**Task**.
Review the material and extract every line in which the word "amplificateur" occurs.

**Data section**.
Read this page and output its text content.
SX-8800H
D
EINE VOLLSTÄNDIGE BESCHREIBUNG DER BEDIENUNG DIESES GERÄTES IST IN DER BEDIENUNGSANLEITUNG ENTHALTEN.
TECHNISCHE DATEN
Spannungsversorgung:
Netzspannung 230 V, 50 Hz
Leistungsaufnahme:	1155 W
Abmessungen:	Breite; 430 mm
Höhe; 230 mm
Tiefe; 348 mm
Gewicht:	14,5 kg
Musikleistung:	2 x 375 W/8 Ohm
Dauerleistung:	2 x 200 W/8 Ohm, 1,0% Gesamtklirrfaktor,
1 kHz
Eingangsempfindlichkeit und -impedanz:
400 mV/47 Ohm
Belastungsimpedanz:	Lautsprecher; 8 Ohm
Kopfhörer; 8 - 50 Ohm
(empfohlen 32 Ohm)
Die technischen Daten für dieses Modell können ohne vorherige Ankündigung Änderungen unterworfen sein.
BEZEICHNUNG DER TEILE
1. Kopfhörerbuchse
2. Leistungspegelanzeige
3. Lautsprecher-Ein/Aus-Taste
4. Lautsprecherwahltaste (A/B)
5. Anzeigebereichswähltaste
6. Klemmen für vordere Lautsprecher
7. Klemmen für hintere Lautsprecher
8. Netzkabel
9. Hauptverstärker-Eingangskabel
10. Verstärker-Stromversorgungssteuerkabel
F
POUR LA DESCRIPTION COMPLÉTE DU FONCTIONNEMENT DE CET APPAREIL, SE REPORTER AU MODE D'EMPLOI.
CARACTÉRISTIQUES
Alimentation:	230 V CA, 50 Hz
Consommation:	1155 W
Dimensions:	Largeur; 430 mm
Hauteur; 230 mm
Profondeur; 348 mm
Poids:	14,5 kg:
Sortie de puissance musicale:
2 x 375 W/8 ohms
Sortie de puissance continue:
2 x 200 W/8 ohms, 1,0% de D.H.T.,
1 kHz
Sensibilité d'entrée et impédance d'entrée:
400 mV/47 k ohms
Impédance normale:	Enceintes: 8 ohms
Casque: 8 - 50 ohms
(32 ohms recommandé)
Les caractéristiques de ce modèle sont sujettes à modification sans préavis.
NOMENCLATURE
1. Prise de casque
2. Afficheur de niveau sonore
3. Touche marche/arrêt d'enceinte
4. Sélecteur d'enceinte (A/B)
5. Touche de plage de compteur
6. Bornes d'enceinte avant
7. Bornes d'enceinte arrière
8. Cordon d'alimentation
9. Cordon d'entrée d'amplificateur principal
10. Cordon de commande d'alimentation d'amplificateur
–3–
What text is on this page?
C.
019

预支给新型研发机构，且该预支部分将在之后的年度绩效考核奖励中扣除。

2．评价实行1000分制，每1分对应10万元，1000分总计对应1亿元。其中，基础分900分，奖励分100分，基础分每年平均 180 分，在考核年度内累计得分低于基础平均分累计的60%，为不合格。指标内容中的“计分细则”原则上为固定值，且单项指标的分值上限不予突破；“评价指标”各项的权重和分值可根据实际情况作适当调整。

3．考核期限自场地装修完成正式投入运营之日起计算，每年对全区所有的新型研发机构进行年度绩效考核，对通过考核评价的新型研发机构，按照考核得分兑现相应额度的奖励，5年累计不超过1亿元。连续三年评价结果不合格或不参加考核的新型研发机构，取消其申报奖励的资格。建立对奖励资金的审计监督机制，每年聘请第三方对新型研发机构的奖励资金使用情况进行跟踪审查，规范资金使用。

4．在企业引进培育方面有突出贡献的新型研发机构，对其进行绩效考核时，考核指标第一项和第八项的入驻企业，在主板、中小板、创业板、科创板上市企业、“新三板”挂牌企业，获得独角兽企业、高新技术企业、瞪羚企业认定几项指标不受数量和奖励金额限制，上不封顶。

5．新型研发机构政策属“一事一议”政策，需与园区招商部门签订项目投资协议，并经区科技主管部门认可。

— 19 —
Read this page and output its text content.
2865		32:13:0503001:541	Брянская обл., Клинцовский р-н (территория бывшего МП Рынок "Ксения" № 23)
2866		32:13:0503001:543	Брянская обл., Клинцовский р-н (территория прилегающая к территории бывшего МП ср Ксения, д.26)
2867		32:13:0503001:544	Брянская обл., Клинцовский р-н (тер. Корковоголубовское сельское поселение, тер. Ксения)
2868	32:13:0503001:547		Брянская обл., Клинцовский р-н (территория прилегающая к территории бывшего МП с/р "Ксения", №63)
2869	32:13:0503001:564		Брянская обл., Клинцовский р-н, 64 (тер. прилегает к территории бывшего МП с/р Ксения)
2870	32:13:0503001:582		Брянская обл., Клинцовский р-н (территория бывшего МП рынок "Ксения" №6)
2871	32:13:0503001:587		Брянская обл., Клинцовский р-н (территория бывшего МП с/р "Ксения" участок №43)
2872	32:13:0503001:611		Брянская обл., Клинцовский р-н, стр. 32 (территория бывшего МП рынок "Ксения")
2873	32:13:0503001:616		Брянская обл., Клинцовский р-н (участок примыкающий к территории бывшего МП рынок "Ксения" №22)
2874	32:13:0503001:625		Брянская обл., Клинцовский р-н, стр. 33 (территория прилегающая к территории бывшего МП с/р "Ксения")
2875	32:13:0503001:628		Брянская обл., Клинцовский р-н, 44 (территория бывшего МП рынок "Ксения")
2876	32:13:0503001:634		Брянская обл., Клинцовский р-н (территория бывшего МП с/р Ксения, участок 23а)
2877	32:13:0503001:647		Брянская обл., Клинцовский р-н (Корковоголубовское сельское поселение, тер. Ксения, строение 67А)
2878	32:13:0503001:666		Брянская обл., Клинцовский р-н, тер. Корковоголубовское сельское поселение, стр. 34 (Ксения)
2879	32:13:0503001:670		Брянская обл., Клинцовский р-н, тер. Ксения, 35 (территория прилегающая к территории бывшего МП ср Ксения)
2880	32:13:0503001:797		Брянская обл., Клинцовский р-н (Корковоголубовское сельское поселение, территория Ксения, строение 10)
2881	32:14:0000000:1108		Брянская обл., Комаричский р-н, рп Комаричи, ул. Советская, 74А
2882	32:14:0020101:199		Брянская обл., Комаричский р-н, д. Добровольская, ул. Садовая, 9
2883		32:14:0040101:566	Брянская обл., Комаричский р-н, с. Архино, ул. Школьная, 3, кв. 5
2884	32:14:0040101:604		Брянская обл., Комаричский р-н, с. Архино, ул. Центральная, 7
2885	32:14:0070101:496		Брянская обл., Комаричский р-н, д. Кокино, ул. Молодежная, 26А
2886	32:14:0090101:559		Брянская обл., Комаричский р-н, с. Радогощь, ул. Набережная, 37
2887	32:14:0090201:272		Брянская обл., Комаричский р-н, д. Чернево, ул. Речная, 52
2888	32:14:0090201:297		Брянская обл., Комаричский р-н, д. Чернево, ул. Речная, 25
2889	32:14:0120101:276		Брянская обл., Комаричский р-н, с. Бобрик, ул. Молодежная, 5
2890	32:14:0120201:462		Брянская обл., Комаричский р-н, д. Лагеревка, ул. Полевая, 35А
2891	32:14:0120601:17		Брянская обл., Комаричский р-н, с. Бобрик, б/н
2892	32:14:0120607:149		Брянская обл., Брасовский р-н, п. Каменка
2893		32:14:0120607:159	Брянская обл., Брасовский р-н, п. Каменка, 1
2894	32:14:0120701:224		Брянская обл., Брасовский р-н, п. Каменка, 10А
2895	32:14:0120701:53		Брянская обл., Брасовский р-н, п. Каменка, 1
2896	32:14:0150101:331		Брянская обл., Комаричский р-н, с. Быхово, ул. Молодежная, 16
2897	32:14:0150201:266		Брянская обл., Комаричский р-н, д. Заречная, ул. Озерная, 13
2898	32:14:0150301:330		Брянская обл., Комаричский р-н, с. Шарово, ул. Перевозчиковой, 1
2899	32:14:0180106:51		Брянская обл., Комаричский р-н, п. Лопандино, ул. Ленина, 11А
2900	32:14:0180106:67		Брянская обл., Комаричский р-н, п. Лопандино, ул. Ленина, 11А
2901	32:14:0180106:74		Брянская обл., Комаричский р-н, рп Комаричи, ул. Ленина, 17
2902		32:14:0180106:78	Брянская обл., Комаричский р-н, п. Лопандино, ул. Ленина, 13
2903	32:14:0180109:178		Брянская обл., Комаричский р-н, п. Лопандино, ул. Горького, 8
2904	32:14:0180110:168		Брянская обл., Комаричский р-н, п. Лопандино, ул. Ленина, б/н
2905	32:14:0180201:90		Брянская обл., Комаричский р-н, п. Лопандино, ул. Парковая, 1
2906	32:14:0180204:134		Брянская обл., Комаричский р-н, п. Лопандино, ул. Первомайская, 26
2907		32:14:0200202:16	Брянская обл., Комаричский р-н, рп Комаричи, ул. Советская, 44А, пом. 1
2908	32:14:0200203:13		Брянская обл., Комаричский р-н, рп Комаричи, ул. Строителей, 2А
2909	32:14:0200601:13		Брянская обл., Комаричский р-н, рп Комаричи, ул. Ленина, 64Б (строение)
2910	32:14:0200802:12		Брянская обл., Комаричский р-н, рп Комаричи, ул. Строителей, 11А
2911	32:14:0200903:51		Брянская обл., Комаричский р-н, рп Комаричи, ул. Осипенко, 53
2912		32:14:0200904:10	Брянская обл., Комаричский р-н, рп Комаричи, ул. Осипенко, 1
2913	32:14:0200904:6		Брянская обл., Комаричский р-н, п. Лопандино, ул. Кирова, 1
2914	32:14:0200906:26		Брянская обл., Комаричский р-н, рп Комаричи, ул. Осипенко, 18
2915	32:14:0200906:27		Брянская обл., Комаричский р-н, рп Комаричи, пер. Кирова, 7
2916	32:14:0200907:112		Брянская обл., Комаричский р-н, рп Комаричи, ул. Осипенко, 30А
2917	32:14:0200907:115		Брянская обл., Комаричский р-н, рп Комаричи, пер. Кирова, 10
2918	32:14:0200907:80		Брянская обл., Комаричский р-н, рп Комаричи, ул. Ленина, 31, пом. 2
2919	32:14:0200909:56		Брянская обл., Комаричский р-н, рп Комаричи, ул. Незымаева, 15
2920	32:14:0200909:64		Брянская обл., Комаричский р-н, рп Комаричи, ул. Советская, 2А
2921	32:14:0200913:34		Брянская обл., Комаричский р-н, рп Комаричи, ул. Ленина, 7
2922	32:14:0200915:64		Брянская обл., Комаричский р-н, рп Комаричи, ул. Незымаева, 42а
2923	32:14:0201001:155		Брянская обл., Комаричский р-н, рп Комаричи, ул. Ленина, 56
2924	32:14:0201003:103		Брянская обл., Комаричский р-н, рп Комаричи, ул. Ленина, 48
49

**Answer to the problem**.
9. Cordon d'entrée d'amplificateur principal
10. Cordon de commande d'alimentation d'amplificateur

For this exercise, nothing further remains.